- **EXERCISE AIM**:
From the entries below, copy out every line with "JSON" in it.

- **STORED ROWS**:
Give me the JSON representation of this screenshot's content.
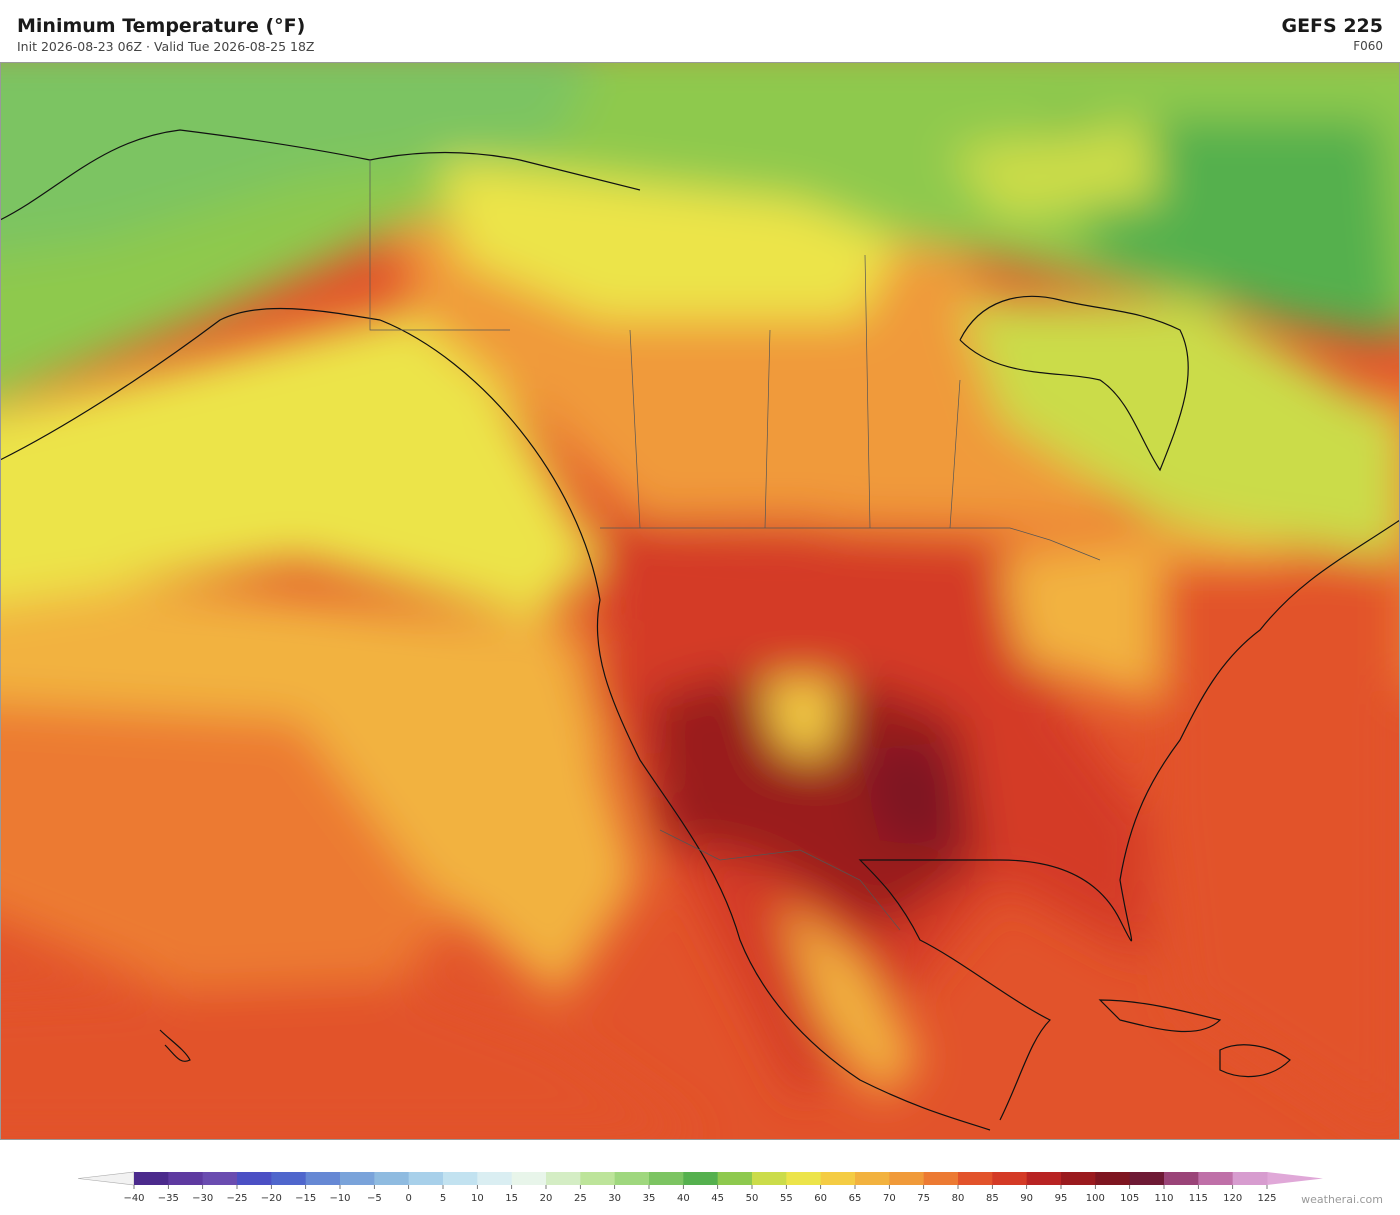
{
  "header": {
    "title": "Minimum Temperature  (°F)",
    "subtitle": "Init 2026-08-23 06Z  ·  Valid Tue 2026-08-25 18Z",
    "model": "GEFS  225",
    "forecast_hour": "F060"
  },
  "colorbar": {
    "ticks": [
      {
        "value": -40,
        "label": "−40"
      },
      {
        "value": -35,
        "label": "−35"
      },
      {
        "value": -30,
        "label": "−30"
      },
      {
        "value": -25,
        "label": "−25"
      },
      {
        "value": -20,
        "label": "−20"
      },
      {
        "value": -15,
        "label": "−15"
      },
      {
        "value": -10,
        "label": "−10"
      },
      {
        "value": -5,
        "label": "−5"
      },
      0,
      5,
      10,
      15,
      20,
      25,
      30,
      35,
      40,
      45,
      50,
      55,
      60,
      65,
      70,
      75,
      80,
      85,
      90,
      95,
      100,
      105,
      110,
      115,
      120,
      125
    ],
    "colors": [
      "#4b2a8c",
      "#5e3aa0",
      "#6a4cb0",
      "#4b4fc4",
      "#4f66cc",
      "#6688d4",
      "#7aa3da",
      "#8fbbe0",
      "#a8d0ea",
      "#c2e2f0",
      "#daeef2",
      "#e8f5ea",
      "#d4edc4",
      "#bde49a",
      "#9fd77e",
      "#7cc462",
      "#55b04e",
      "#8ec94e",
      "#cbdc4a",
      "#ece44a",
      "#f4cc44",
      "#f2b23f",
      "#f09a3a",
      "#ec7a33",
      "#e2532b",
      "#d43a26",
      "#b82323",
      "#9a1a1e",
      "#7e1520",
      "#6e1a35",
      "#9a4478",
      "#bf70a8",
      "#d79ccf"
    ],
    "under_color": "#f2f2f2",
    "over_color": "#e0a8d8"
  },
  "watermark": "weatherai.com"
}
---
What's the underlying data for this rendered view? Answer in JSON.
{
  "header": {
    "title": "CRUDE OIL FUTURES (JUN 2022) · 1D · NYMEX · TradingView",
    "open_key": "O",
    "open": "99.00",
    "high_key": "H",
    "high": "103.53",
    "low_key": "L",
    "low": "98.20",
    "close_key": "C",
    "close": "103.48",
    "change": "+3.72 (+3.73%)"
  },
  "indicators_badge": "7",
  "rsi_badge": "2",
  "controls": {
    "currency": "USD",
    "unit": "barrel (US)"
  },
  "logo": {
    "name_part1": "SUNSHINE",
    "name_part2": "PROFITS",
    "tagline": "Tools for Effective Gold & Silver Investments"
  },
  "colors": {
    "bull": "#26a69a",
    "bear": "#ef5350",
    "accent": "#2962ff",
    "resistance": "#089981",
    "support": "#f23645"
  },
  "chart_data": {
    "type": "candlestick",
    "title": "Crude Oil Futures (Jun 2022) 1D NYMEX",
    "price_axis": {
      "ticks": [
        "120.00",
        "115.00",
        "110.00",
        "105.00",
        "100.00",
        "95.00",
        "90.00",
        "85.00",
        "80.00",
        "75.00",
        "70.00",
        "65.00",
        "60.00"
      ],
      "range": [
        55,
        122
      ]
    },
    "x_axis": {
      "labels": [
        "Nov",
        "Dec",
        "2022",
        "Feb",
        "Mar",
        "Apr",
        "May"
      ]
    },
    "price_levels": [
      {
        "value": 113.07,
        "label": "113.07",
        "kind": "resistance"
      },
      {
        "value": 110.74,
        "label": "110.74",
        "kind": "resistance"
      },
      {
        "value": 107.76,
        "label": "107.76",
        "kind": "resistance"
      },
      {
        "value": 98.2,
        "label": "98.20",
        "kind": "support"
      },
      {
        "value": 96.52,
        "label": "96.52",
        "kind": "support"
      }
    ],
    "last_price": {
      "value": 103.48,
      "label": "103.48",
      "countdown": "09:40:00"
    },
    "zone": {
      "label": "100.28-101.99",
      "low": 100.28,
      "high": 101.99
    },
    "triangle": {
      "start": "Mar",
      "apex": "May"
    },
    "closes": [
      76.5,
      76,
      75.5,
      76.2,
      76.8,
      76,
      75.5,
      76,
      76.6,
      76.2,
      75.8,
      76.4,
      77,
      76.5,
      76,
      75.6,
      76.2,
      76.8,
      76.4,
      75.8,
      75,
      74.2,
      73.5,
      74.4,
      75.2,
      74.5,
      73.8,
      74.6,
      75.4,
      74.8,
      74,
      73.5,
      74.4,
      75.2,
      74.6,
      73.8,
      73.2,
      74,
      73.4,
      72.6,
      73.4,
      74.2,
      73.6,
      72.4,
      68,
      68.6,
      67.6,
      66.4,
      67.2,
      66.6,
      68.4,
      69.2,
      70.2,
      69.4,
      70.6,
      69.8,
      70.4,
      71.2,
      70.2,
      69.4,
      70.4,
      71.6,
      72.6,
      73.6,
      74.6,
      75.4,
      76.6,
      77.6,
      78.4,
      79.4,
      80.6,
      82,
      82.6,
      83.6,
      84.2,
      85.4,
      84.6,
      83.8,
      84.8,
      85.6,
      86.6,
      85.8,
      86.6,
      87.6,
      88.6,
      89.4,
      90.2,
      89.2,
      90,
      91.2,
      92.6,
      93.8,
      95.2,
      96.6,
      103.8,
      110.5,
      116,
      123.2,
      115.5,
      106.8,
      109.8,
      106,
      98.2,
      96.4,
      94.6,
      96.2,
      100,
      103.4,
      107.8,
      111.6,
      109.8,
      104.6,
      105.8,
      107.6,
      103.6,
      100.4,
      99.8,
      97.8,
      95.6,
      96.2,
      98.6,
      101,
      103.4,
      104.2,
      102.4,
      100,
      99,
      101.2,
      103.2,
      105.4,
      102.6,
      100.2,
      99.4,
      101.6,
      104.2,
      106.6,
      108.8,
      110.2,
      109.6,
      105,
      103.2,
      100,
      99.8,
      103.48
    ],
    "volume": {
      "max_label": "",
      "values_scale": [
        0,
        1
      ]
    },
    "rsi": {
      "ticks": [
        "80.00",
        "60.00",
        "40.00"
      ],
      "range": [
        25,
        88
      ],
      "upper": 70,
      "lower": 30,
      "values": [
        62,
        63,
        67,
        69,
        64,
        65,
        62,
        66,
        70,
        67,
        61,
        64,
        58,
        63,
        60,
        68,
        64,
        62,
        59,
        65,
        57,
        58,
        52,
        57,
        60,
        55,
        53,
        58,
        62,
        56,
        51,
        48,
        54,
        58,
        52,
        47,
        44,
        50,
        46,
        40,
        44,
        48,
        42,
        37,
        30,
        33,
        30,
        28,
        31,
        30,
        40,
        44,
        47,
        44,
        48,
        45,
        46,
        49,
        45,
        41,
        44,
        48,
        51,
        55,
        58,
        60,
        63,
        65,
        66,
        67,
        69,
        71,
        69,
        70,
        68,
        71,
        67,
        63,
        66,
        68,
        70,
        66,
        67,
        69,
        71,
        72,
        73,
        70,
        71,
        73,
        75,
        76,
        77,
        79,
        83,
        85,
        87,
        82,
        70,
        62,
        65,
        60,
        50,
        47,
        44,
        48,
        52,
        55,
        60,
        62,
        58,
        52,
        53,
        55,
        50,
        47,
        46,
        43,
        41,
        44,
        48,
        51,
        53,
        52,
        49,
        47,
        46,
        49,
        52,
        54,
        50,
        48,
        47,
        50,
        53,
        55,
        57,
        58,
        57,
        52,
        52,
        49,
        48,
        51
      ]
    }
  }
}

- **WORKED SOLUTION**:
Give me the JSON representation of this screenshot's content.
What's the underlying data for this rendered view? Answer in JSON.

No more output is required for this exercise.